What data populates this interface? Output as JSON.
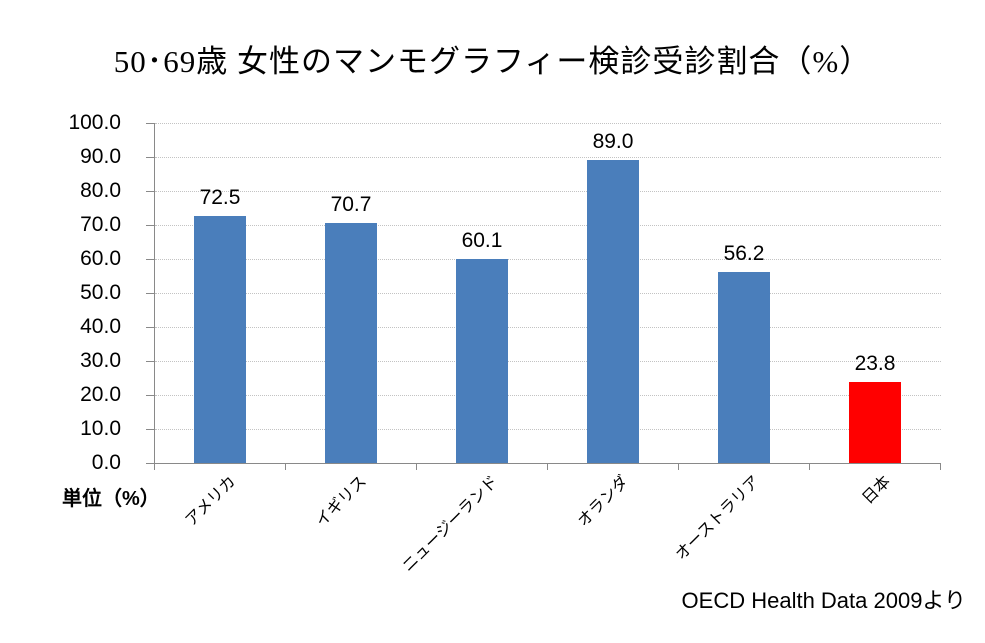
{
  "chart_data": {
    "type": "bar",
    "title": "50･69歳 女性のマンモグラフィー検診受診割合（%）",
    "unit_label": "単位（%）",
    "source_note": "OECD Health Data 2009より",
    "categories": [
      "アメリカ",
      "イギリス",
      "ニュージーランド",
      "オランダ",
      "オーストラリア",
      "日本"
    ],
    "values": [
      72.5,
      70.7,
      60.1,
      89.0,
      56.2,
      23.8
    ],
    "value_labels": [
      "72.5",
      "70.7",
      "60.1",
      "89.0",
      "56.2",
      "23.8"
    ],
    "bar_colors": [
      "#4A7EBB",
      "#4A7EBB",
      "#4A7EBB",
      "#4A7EBB",
      "#4A7EBB",
      "#FF0000"
    ],
    "highlighted_category": "日本",
    "ylim": [
      0,
      100
    ],
    "ytick_step": 10,
    "ytick_labels": [
      "100.0",
      "90.0",
      "80.0",
      "70.0",
      "60.0",
      "50.0",
      "40.0",
      "30.0",
      "20.0",
      "10.0",
      "0.0"
    ],
    "grid": "horizontal-dotted",
    "legend": "none"
  },
  "colors": {
    "bar_default": "#4A7EBB",
    "bar_highlight": "#FF0000",
    "axis": "#898989",
    "gridline": "#C3C3C3",
    "text": "#000000",
    "background": "#FFFFFF"
  }
}
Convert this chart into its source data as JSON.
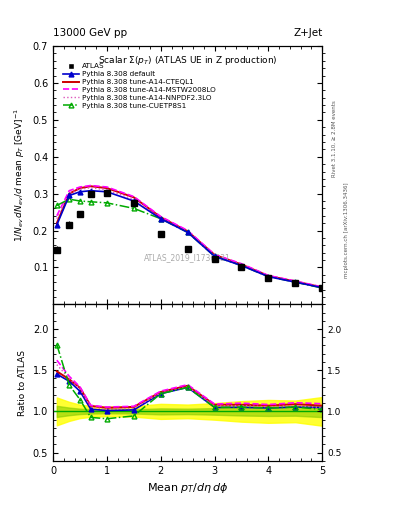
{
  "title_top_left": "13000 GeV pp",
  "title_top_right": "Z+Jet",
  "plot_title": "Scalar Σ(p_T) (ATLAS UE in Z production)",
  "watermark": "ATLAS_2019_I1736531",
  "right_label_top": "Rivet 3.1.10, ≥ 2.8M events",
  "right_label_bottom": "mcplots.cern.ch [arXiv:1306.3436]",
  "xlim": [
    0.0,
    5.0
  ],
  "ylim_main": [
    0.0,
    0.7
  ],
  "ylim_ratio": [
    0.4,
    2.3
  ],
  "yticks_main": [
    0.1,
    0.2,
    0.3,
    0.4,
    0.5,
    0.6,
    0.7
  ],
  "yticks_ratio": [
    0.5,
    1.0,
    1.5,
    2.0
  ],
  "xticks": [
    0,
    1,
    2,
    3,
    4,
    5
  ],
  "atlas_x": [
    0.07,
    0.3,
    0.5,
    0.7,
    1.0,
    1.5,
    2.0,
    2.5,
    3.0,
    3.5,
    4.0,
    4.5,
    5.0
  ],
  "atlas_y": [
    0.148,
    0.216,
    0.245,
    0.3,
    0.302,
    0.275,
    0.191,
    0.151,
    0.124,
    0.1,
    0.072,
    0.057,
    0.043
  ],
  "atlas_yerr": [
    0.01,
    0.01,
    0.008,
    0.008,
    0.007,
    0.007,
    0.007,
    0.005,
    0.005,
    0.005,
    0.004,
    0.003,
    0.003
  ],
  "default_y": [
    0.215,
    0.295,
    0.305,
    0.308,
    0.305,
    0.28,
    0.232,
    0.195,
    0.13,
    0.105,
    0.075,
    0.06,
    0.045
  ],
  "cteq_y": [
    0.22,
    0.3,
    0.315,
    0.32,
    0.315,
    0.29,
    0.236,
    0.198,
    0.134,
    0.108,
    0.077,
    0.062,
    0.046
  ],
  "mstw_y": [
    0.24,
    0.308,
    0.318,
    0.322,
    0.318,
    0.292,
    0.238,
    0.2,
    0.135,
    0.11,
    0.078,
    0.063,
    0.047
  ],
  "nnpdf_y": [
    0.232,
    0.302,
    0.312,
    0.316,
    0.31,
    0.285,
    0.234,
    0.196,
    0.132,
    0.107,
    0.076,
    0.061,
    0.045
  ],
  "cuetp_y": [
    0.268,
    0.285,
    0.28,
    0.278,
    0.275,
    0.26,
    0.232,
    0.195,
    0.13,
    0.105,
    0.075,
    0.06,
    0.044
  ],
  "color_atlas": "#000000",
  "color_default": "#0000cc",
  "color_cteq": "#cc0000",
  "color_mstw": "#ff00ff",
  "color_nnpdf": "#dd55bb",
  "color_cuetp": "#00aa00"
}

--------------------------------

-- Short exercise --
Omit the pictures, then output the rest of the listing exactly.

-- Solution to this problem --
What data populates this interface? Output as JSON.
{
  "chart_data": {
    "type": "bar",
    "title": "50･69歳 女性のマンモグラフィー検診受診割合（%）",
    "unit_label": "単位（%）",
    "source_note": "OECD Health Data 2009より",
    "categories": [
      "アメリカ",
      "イギリス",
      "ニュージーランド",
      "オランダ",
      "オーストラリア",
      "日本"
    ],
    "values": [
      72.5,
      70.7,
      60.1,
      89.0,
      56.2,
      23.8
    ],
    "value_labels": [
      "72.5",
      "70.7",
      "60.1",
      "89.0",
      "56.2",
      "23.8"
    ],
    "bar_colors": [
      "#4A7EBB",
      "#4A7EBB",
      "#4A7EBB",
      "#4A7EBB",
      "#4A7EBB",
      "#FF0000"
    ],
    "highlighted_category": "日本",
    "ylim": [
      0,
      100
    ],
    "ytick_step": 10,
    "ytick_labels": [
      "100.0",
      "90.0",
      "80.0",
      "70.0",
      "60.0",
      "50.0",
      "40.0",
      "30.0",
      "20.0",
      "10.0",
      "0.0"
    ],
    "grid": "horizontal-dotted",
    "legend": "none"
  },
  "colors": {
    "bar_default": "#4A7EBB",
    "bar_highlight": "#FF0000",
    "axis": "#898989",
    "gridline": "#C3C3C3",
    "text": "#000000",
    "background": "#FFFFFF"
  }
}
Convert this chart into its source data as JSON.
{
  "title_top_left": "13000 GeV pp",
  "title_top_right": "Z+Jet",
  "plot_title": "Scalar Σ(p_T) (ATLAS UE in Z production)",
  "watermark": "ATLAS_2019_I1736531",
  "right_label_top": "Rivet 3.1.10, ≥ 2.8M events",
  "right_label_bottom": "mcplots.cern.ch [arXiv:1306.3436]",
  "xlim": [
    0.0,
    5.0
  ],
  "ylim_main": [
    0.0,
    0.7
  ],
  "ylim_ratio": [
    0.4,
    2.3
  ],
  "yticks_main": [
    0.1,
    0.2,
    0.3,
    0.4,
    0.5,
    0.6,
    0.7
  ],
  "yticks_ratio": [
    0.5,
    1.0,
    1.5,
    2.0
  ],
  "xticks": [
    0,
    1,
    2,
    3,
    4,
    5
  ],
  "atlas_x": [
    0.07,
    0.3,
    0.5,
    0.7,
    1.0,
    1.5,
    2.0,
    2.5,
    3.0,
    3.5,
    4.0,
    4.5,
    5.0
  ],
  "atlas_y": [
    0.148,
    0.216,
    0.245,
    0.3,
    0.302,
    0.275,
    0.191,
    0.151,
    0.124,
    0.1,
    0.072,
    0.057,
    0.043
  ],
  "atlas_yerr": [
    0.01,
    0.01,
    0.008,
    0.008,
    0.007,
    0.007,
    0.007,
    0.005,
    0.005,
    0.005,
    0.004,
    0.003,
    0.003
  ],
  "default_y": [
    0.215,
    0.295,
    0.305,
    0.308,
    0.305,
    0.28,
    0.232,
    0.195,
    0.13,
    0.105,
    0.075,
    0.06,
    0.045
  ],
  "cteq_y": [
    0.22,
    0.3,
    0.315,
    0.32,
    0.315,
    0.29,
    0.236,
    0.198,
    0.134,
    0.108,
    0.077,
    0.062,
    0.046
  ],
  "mstw_y": [
    0.24,
    0.308,
    0.318,
    0.322,
    0.318,
    0.292,
    0.238,
    0.2,
    0.135,
    0.11,
    0.078,
    0.063,
    0.047
  ],
  "nnpdf_y": [
    0.232,
    0.302,
    0.312,
    0.316,
    0.31,
    0.285,
    0.234,
    0.196,
    0.132,
    0.107,
    0.076,
    0.061,
    0.045
  ],
  "cuetp_y": [
    0.268,
    0.285,
    0.28,
    0.278,
    0.275,
    0.26,
    0.232,
    0.195,
    0.13,
    0.105,
    0.075,
    0.06,
    0.044
  ],
  "color_atlas": "#000000",
  "color_default": "#0000cc",
  "color_cteq": "#cc0000",
  "color_mstw": "#ff00ff",
  "color_nnpdf": "#dd55bb",
  "color_cuetp": "#00aa00"
}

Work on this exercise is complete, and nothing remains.